━━━ The input
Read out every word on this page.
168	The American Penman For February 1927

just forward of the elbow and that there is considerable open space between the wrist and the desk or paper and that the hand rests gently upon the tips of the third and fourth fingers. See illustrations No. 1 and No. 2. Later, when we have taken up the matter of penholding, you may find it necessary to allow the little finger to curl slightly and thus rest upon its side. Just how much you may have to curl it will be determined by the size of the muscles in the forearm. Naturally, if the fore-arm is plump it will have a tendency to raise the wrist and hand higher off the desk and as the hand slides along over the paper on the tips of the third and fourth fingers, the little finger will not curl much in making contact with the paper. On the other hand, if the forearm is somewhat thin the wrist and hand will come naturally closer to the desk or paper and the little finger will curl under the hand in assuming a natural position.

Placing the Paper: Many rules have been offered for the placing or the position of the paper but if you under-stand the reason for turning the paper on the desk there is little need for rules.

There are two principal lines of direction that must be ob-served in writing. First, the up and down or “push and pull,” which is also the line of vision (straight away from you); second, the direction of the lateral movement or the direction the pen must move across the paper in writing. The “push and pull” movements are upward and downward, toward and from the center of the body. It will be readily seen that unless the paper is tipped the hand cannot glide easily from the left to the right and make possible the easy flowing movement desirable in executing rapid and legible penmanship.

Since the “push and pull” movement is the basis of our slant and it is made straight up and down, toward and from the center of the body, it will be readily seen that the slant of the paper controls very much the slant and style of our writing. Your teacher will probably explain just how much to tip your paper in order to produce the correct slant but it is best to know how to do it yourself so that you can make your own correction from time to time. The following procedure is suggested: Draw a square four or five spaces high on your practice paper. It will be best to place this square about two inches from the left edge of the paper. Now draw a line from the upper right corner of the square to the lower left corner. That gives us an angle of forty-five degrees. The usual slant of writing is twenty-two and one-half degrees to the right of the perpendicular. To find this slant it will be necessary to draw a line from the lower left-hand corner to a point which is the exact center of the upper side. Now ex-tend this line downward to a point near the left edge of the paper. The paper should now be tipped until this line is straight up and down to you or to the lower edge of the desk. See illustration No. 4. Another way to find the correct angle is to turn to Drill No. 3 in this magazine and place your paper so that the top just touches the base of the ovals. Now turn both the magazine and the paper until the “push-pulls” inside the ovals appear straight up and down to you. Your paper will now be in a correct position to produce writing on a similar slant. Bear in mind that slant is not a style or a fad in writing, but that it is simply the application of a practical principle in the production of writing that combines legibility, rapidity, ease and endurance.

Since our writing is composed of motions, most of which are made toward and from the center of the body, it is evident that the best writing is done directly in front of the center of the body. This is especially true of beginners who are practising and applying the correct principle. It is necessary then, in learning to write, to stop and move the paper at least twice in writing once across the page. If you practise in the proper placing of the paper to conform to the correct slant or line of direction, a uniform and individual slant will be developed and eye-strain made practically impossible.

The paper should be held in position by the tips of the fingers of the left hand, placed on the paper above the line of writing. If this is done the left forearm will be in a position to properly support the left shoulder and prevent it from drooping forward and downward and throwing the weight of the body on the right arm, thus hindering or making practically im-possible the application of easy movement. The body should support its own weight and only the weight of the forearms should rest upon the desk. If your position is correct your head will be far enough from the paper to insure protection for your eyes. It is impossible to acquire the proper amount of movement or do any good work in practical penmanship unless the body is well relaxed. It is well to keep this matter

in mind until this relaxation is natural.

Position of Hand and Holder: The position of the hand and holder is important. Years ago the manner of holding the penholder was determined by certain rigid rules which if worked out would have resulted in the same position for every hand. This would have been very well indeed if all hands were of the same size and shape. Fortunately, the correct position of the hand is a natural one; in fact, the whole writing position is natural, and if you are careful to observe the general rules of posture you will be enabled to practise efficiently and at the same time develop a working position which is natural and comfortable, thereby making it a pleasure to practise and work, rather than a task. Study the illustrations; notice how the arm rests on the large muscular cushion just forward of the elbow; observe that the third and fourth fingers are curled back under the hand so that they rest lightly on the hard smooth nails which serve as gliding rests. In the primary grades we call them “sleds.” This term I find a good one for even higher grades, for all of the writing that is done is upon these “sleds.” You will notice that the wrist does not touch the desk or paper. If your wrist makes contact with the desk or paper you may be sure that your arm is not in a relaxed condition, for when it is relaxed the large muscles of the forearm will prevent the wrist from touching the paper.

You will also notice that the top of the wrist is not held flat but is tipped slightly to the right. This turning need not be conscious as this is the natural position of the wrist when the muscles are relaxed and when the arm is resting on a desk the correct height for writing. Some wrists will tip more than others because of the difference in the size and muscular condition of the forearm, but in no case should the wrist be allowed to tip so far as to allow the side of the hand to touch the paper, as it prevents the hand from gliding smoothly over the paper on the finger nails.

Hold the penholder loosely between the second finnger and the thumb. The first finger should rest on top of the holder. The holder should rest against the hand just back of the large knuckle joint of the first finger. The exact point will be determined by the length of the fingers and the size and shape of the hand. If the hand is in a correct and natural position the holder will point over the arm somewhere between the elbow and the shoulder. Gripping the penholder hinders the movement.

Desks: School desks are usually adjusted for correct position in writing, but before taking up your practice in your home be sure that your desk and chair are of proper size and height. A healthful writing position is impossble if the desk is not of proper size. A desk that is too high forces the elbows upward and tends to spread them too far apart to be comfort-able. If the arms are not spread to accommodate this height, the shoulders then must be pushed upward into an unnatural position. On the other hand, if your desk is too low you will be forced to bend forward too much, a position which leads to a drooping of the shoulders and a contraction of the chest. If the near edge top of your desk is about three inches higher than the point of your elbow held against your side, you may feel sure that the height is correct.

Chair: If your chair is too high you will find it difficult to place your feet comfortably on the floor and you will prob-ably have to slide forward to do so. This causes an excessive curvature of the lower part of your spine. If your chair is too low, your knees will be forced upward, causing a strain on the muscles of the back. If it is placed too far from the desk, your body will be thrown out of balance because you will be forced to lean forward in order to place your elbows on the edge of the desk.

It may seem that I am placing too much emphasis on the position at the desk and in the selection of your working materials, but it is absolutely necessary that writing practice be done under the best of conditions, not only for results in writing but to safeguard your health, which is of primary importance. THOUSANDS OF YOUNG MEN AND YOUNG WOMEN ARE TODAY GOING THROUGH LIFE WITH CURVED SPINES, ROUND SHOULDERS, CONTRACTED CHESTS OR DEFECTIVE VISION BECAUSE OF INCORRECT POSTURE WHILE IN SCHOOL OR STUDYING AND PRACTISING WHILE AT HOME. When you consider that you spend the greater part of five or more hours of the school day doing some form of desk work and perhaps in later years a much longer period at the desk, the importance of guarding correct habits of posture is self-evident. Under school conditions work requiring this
━━━━━━
Problem description:
Return every line exactly.

Solved exercise:
Read out every word on this page.
168	The American Penman For February 1927

just forward of the elbow and that there is considerable open space between the wrist and the desk or paper and that the hand rests gently upon the tips of the third and fourth fingers. See illustrations No. 1 and No. 2. Later, when we have taken up the matter of penholding, you may find it necessary to allow the little finger to curl slightly and thus rest upon its side. Just how much you may have to curl it will be determined by the size of the muscles in the forearm. Naturally, if the fore-arm is plump it will have a tendency to raise the wrist and hand higher off the desk and as the hand slides along over the paper on the tips of the third and fourth fingers, the little finger will not curl much in making contact with the paper. On the other hand, if the forearm is somewhat thin the wrist and hand will come naturally closer to the desk or paper and the little finger will curl under the hand in assuming a natural position.

Placing the Paper: Many rules have been offered for the placing or the position of the paper but if you under-stand the reason for turning the paper on the desk there is little need for rules.

There are two principal lines of direction that must be ob-served in writing. First, the up and down or “push and pull,” which is also the line of vision (straight away from you); second, the direction of the lateral movement or the direction the pen must move across the paper in writing. The “push and pull” movements are upward and downward, toward and from the center of the body. It will be readily seen that unless the paper is tipped the hand cannot glide easily from the left to the right and make possible the easy flowing movement desirable in executing rapid and legible penmanship.

Since the “push and pull” movement is the basis of our slant and it is made straight up and down, toward and from the center of the body, it will be readily seen that the slant of the paper controls very much the slant and style of our writing. Your teacher will probably explain just how much to tip your paper in order to produce the correct slant but it is best to know how to do it yourself so that you can make your own correction from time to time. The following procedure is suggested: Draw a square four or five spaces high on your practice paper. It will be best to place this square about two inches from the left edge of the paper. Now draw a line from the upper right corner of the square to the lower left corner. That gives us an angle of forty-five degrees. The usual slant of writing is twenty-two and one-half degrees to the right of the perpendicular. To find this slant it will be necessary to draw a line from the lower left-hand corner to a point which is the exact center of the upper side. Now ex-tend this line downward to a point near the left edge of the paper. The paper should now be tipped until this line is straight up and down to you or to the lower edge of the desk. See illustration No. 4. Another way to find the correct angle is to turn to Drill No. 3 in this magazine and place your paper so that the top just touches the base of the ovals. Now turn both the magazine and the paper until the “push-pulls” inside the ovals appear straight up and down to you. Your paper will now be in a correct position to produce writing on a similar slant. Bear in mind that slant is not a style or a fad in writing, but that it is simply the application of a practical principle in the production of writing that combines legibility, rapidity, ease and endurance.

Since our writing is composed of motions, most of which are made toward and from the center of the body, it is evident that the best writing is done directly in front of the center of the body. This is especially true of beginners who are practising and applying the correct principle. It is necessary then, in learning to write, to stop and move the paper at least twice in writing once across the page. If you practise in the proper placing of the paper to conform to the correct slant or line of direction, a uniform and individual slant will be developed and eye-strain made practically impossible.

The paper should be held in position by the tips of the fingers of the left hand, placed on the paper above the line of writing. If this is done the left forearm will be in a position to properly support the left shoulder and prevent it from drooping forward and downward and throwing the weight of the body on the right arm, thus hindering or making practically im-possible the application of easy movement. The body should support its own weight and only the weight of the forearms should rest upon the desk. If your position is correct your head will be far enough from the paper to insure protection for your eyes. It is impossible to acquire the proper amount of movement or do any good work in practical penmanship unless the body is well relaxed. It is well to keep this matter

in mind until this relaxation is natural.

Position of Hand and Holder: The position of the hand and holder is important. Years ago the manner of holding the penholder was determined by certain rigid rules which if worked out would have resulted in the same position for every hand. This would have been very well indeed if all hands were of the same size and shape. Fortunately, the correct position of the hand is a natural one; in fact, the whole writing position is natural, and if you are careful to observe the general rules of posture you will be enabled to practise efficiently and at the same time develop a working position which is natural and comfortable, thereby making it a pleasure to practise and work, rather than a task. Study the illustrations; notice how the arm rests on the large muscular cushion just forward of the elbow; observe that the third and fourth fingers are curled back under the hand so that they rest lightly on the hard smooth nails which serve as gliding rests. In the primary grades we call them “sleds.” This term I find a good one for even higher grades, for all of the writing that is done is upon these “sleds.” You will notice that the wrist does not touch the desk or paper. If your wrist makes contact with the desk or paper you may be sure that your arm is not in a relaxed condition, for when it is relaxed the large muscles of the forearm will prevent the wrist from touching the paper.

You will also notice that the top of the wrist is not held flat but is tipped slightly to the right. This turning need not be conscious as this is the natural position of the wrist when the muscles are relaxed and when the arm is resting on a desk the correct height for writing. Some wrists will tip more than others because of the difference in the size and muscular condition of the forearm, but in no case should the wrist be allowed to tip so far as to allow the side of the hand to touch the paper, as it prevents the hand from gliding smoothly over the paper on the finger nails.

Hold the penholder loosely between the second finnger and the thumb. The first finger should rest on top of the holder. The holder should rest against the hand just back of the large knuckle joint of the first finger. The exact point will be determined by the length of the fingers and the size and shape of the hand. If the hand is in a correct and natural position the holder will point over the arm somewhere between the elbow and the shoulder. Gripping the penholder hinders the movement.

Desks: School desks are usually adjusted for correct position in writing, but before taking up your practice in your home be sure that your desk and chair are of proper size and height. A healthful writing position is impossble if the desk is not of proper size. A desk that is too high forces the elbows upward and tends to spread them too far apart to be comfort-able. If the arms are not spread to accommodate this height, the shoulders then must be pushed upward into an unnatural position. On the other hand, if your desk is too low you will be forced to bend forward too much, a position which leads to a drooping of the shoulders and a contraction of the chest. If the near edge top of your desk is about three inches higher than the point of your elbow held against your side, you may feel sure that the height is correct.

Chair: If your chair is too high you will find it difficult to place your feet comfortably on the floor and you will prob-ably have to slide forward to do so. This causes an excessive curvature of the lower part of your spine. If your chair is too low, your knees will be forced upward, causing a strain on the muscles of the back. If it is placed too far from the desk, your body will be thrown out of balance because you will be forced to lean forward in order to place your elbows on the edge of the desk.

It may seem that I am placing too much emphasis on the position at the desk and in the selection of your working materials, but it is absolutely necessary that writing practice be done under the best of conditions, not only for results in writing but to safeguard your health, which is of primary importance. THOUSANDS OF YOUNG MEN AND YOUNG WOMEN ARE TODAY GOING THROUGH LIFE WITH CURVED SPINES, ROUND SHOULDERS, CONTRACTED CHESTS OR DEFECTIVE VISION BECAUSE OF INCORRECT POSTURE WHILE IN SCHOOL OR STUDYING AND PRACTISING WHILE AT HOME. When you consider that you spend the greater part of five or more hours of the school day doing some form of desk work and perhaps in later years a much longer period at the desk, the importance of guarding correct habits of posture is self-evident. Under school conditions work requiring this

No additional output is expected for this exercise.